#### [OBJECTIVE]
Repeat every record below exactly, omitting any pictures.

#### [TASK DATA]
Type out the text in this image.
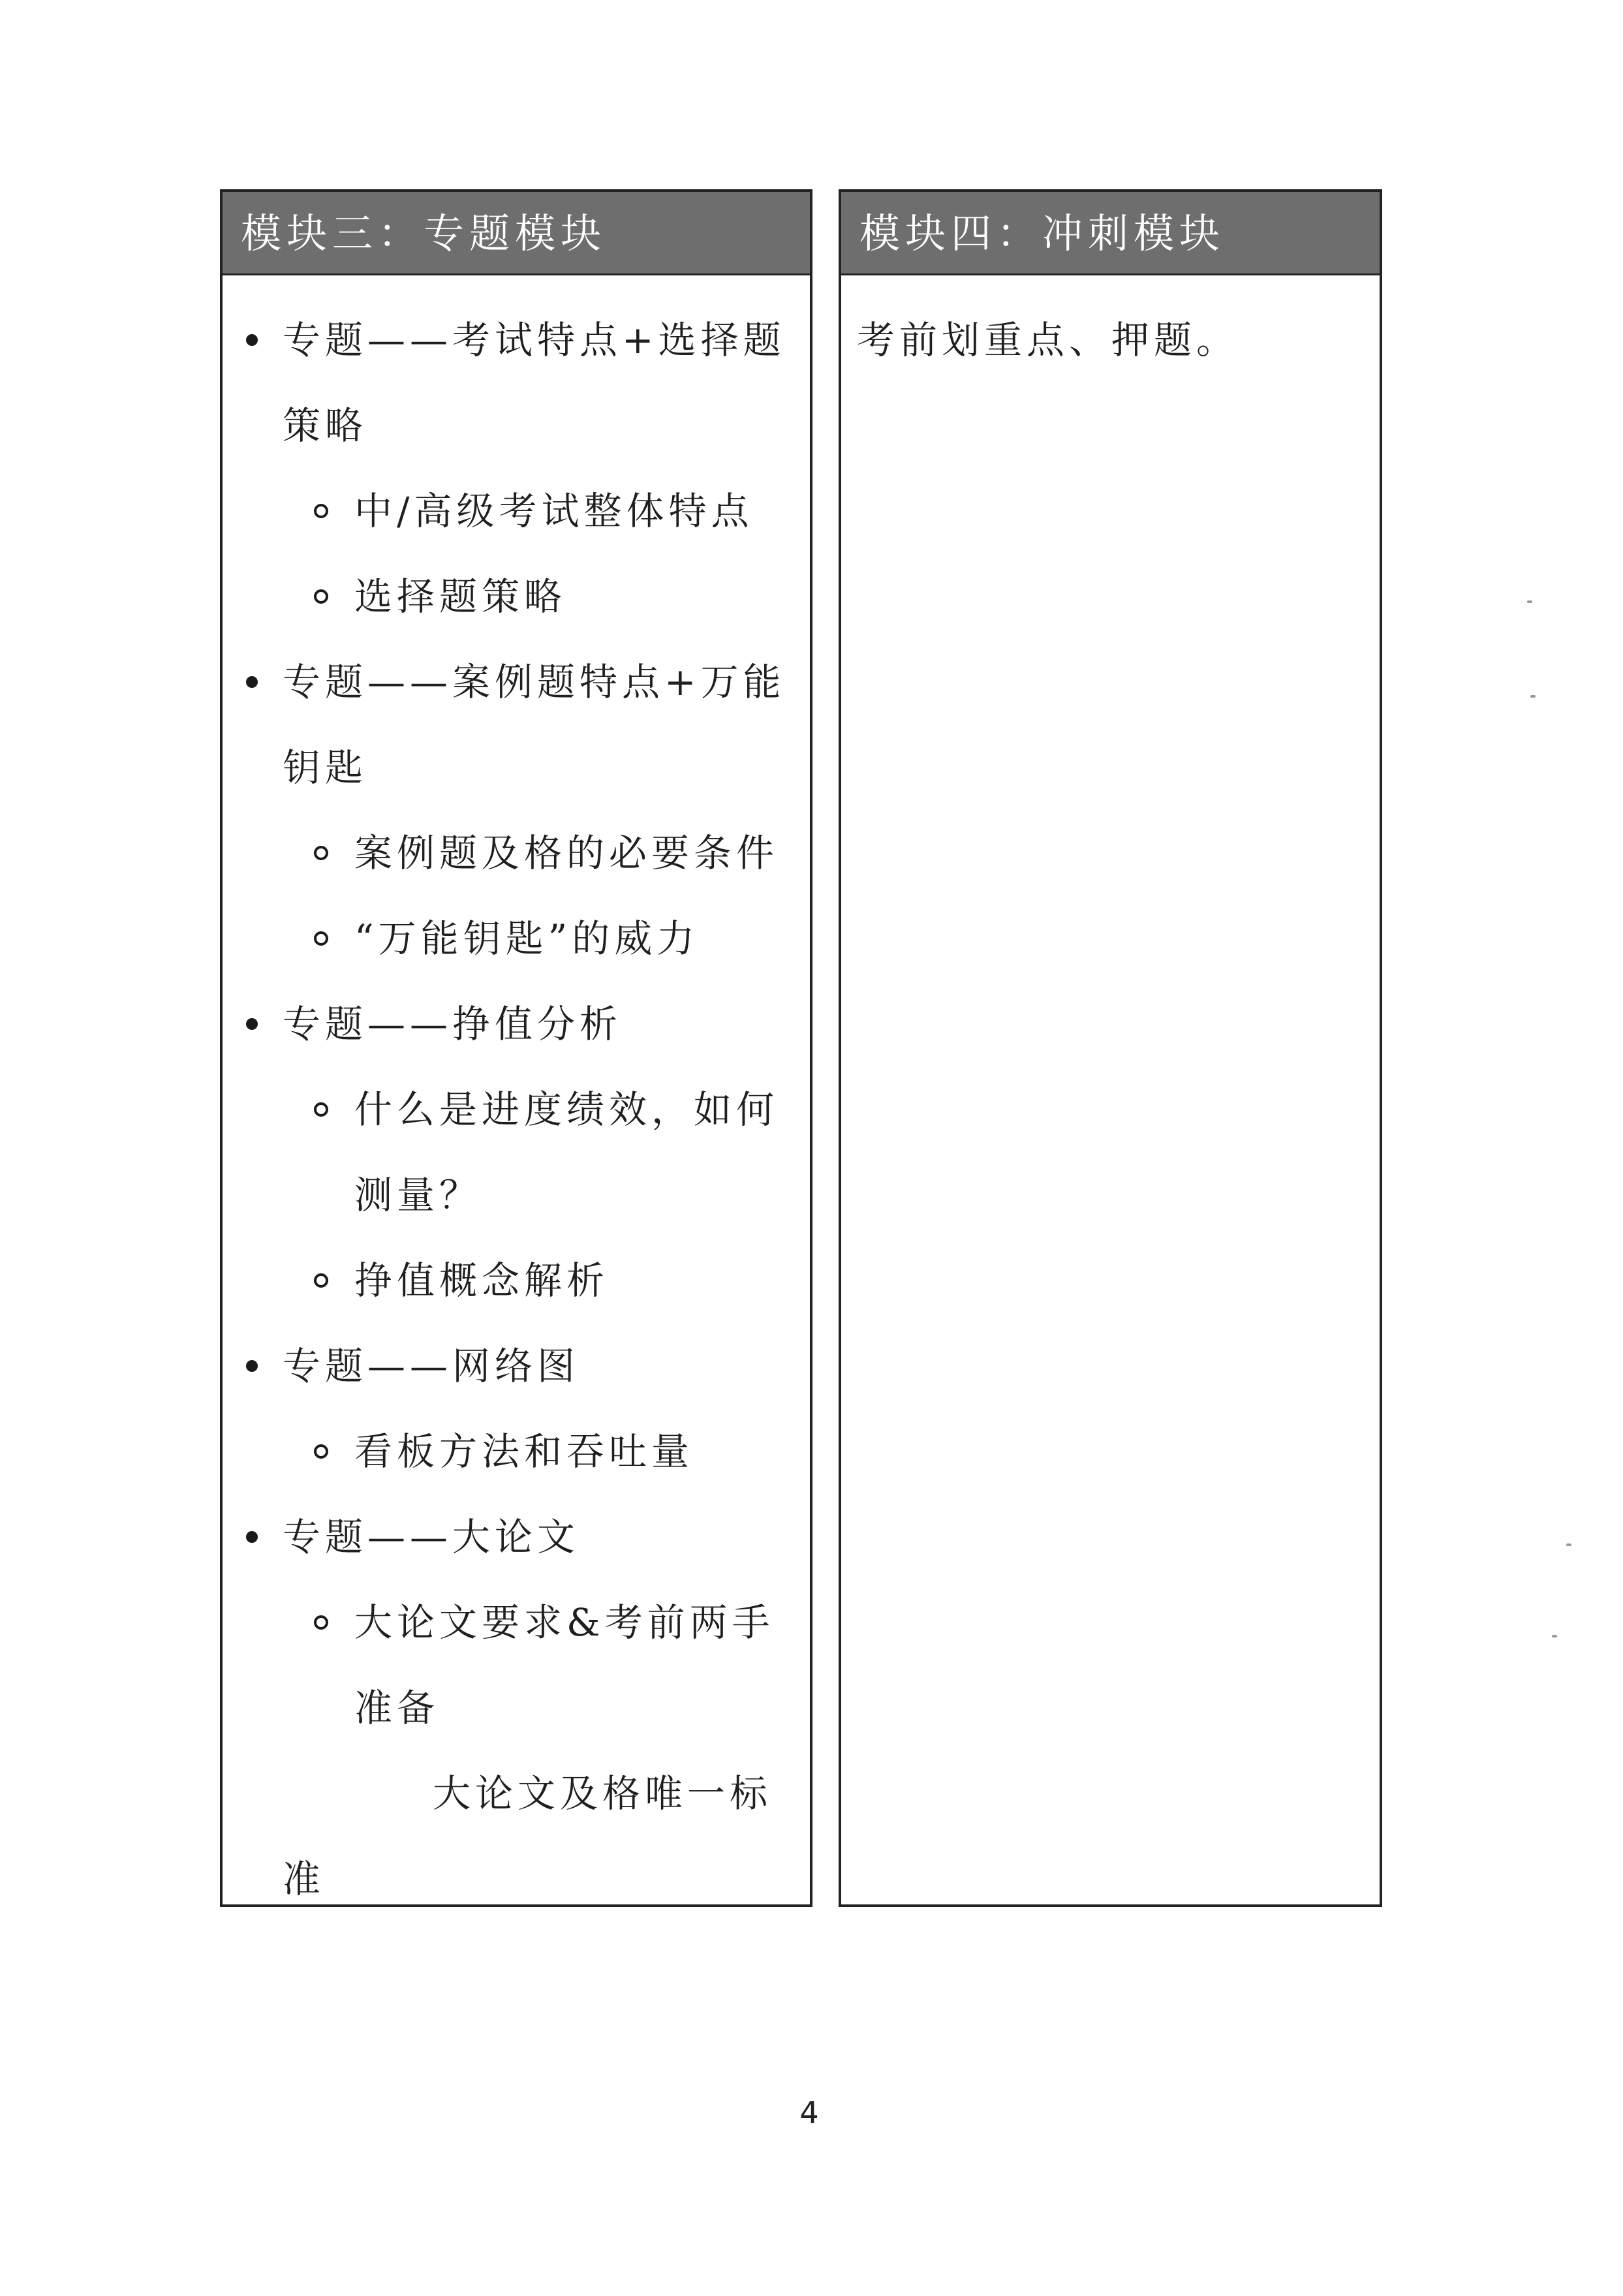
模块三：专题模块
专题——考试特点+选择题
策略
中/高级考试整体特点
选择题策略
专题——案例题特点+万能
钥匙
案例题及格的必要条件
“万能钥匙”的威力
专题——挣值分析
什么是进度绩效，如何
测量？
挣值概念解析
专题——网络图
看板方法和吞吐量
专题——大论文
大论文要求&考前两手
准备
大论文及格唯一标
准
模块四：冲刺模块
考前划重点、押题。
4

#### [FINISHED EXERCISE]
Type out the text in this image.
模块三：专题模块
专题——考试特点+选择题
策略
中/高级考试整体特点
选择题策略
专题——案例题特点+万能
钥匙
案例题及格的必要条件
“万能钥匙”的威力
专题——挣值分析
什么是进度绩效，如何
测量？
挣值概念解析
专题——网络图
看板方法和吞吐量
专题——大论文
大论文要求&考前两手
准备
大论文及格唯一标
准
模块四：冲刺模块
考前划重点、押题。
4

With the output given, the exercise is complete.